# [Input rows]
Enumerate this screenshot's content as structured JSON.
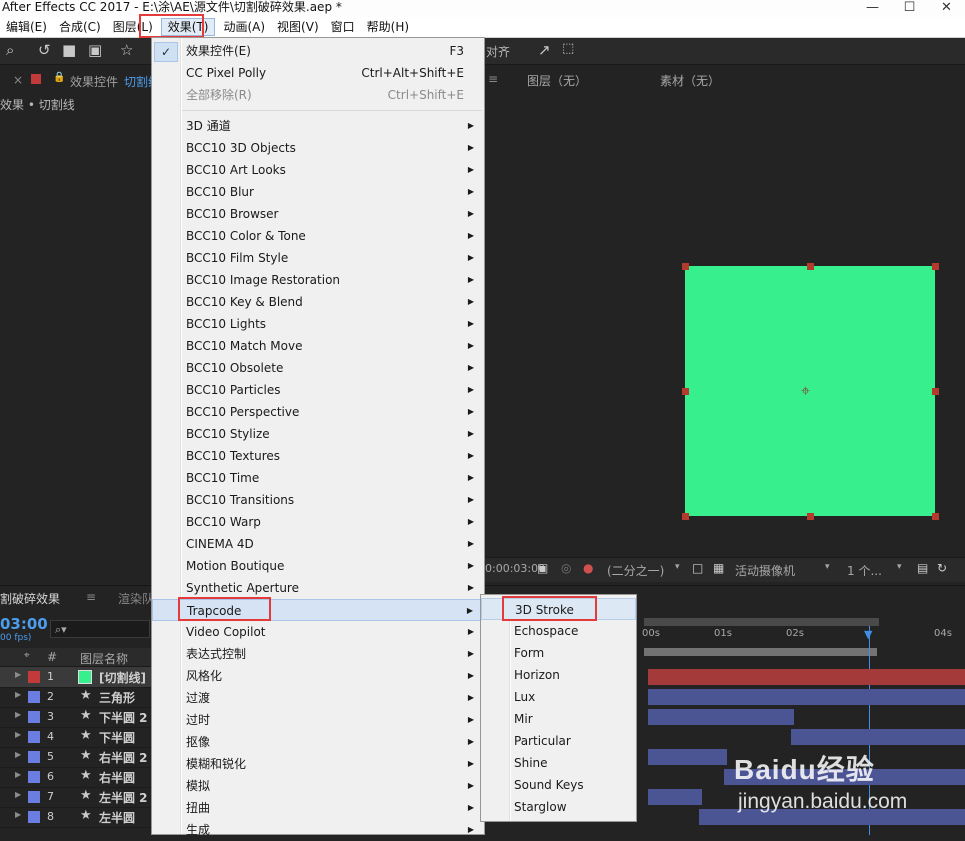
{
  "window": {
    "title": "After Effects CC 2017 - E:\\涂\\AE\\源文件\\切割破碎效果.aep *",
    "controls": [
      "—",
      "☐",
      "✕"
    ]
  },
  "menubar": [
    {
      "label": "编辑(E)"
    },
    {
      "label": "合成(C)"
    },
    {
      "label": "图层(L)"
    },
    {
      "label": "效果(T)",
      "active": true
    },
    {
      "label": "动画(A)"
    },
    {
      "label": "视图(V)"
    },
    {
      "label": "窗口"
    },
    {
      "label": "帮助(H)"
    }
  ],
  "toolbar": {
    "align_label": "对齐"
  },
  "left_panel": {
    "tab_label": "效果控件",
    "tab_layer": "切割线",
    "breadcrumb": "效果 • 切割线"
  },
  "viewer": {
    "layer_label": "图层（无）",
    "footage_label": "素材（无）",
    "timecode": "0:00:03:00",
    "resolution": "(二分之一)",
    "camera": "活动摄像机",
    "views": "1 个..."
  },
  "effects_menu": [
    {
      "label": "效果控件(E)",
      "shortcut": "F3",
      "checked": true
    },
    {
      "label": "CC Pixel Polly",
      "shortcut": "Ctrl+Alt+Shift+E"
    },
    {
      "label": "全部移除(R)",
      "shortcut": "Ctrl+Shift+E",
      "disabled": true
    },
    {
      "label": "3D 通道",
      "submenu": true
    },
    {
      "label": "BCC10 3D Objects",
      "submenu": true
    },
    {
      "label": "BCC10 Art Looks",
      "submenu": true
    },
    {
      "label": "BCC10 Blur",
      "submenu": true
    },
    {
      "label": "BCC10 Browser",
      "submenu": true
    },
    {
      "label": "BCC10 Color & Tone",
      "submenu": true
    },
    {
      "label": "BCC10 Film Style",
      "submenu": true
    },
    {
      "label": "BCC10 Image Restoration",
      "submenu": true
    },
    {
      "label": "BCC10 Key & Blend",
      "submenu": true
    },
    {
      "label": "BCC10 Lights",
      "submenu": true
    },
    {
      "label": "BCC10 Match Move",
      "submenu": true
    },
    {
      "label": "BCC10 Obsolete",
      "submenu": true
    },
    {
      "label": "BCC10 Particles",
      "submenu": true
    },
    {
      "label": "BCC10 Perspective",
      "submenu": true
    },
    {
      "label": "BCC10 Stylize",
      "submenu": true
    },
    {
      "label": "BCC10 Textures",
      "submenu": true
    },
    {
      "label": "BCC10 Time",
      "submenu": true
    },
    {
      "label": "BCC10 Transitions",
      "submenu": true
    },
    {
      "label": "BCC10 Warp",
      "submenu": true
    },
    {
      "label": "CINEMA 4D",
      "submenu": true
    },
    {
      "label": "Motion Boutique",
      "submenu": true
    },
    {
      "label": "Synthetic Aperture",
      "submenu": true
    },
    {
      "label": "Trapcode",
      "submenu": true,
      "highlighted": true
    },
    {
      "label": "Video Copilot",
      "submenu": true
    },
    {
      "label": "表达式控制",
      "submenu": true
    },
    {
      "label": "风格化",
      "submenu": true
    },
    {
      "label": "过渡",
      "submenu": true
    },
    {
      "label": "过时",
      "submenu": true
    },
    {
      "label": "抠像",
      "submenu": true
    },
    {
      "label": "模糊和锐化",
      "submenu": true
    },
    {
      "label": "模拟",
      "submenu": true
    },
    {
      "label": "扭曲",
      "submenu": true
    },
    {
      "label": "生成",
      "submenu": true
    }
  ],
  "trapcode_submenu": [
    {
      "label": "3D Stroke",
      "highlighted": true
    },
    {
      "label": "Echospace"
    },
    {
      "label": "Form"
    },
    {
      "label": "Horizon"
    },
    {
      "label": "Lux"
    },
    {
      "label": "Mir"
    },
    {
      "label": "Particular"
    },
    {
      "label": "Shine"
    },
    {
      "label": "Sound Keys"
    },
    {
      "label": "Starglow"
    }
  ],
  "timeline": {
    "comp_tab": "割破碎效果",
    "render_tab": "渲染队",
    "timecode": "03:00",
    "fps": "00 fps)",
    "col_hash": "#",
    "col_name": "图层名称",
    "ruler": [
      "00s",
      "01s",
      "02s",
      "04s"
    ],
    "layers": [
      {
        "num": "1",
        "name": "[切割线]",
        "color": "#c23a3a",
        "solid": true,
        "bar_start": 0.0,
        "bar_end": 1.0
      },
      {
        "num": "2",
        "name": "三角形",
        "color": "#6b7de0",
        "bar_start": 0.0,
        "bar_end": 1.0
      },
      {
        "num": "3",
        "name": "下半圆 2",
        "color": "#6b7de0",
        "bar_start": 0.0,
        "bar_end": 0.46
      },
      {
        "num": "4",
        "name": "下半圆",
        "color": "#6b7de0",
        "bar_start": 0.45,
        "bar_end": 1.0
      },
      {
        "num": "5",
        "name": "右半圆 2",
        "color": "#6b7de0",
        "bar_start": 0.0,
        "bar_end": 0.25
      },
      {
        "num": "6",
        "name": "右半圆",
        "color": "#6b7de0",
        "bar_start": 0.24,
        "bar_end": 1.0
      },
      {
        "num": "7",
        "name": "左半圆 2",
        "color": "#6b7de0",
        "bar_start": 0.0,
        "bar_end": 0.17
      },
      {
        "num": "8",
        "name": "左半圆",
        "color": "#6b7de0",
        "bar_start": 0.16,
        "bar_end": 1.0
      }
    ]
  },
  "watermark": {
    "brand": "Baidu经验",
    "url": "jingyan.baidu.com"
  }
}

# [Work instructions]
Copy every single line of the material above that holds "Shift".

# [The completed task]
      "shortcut": "Ctrl+Alt+Shift+E"
      "shortcut": "Ctrl+Shift+E",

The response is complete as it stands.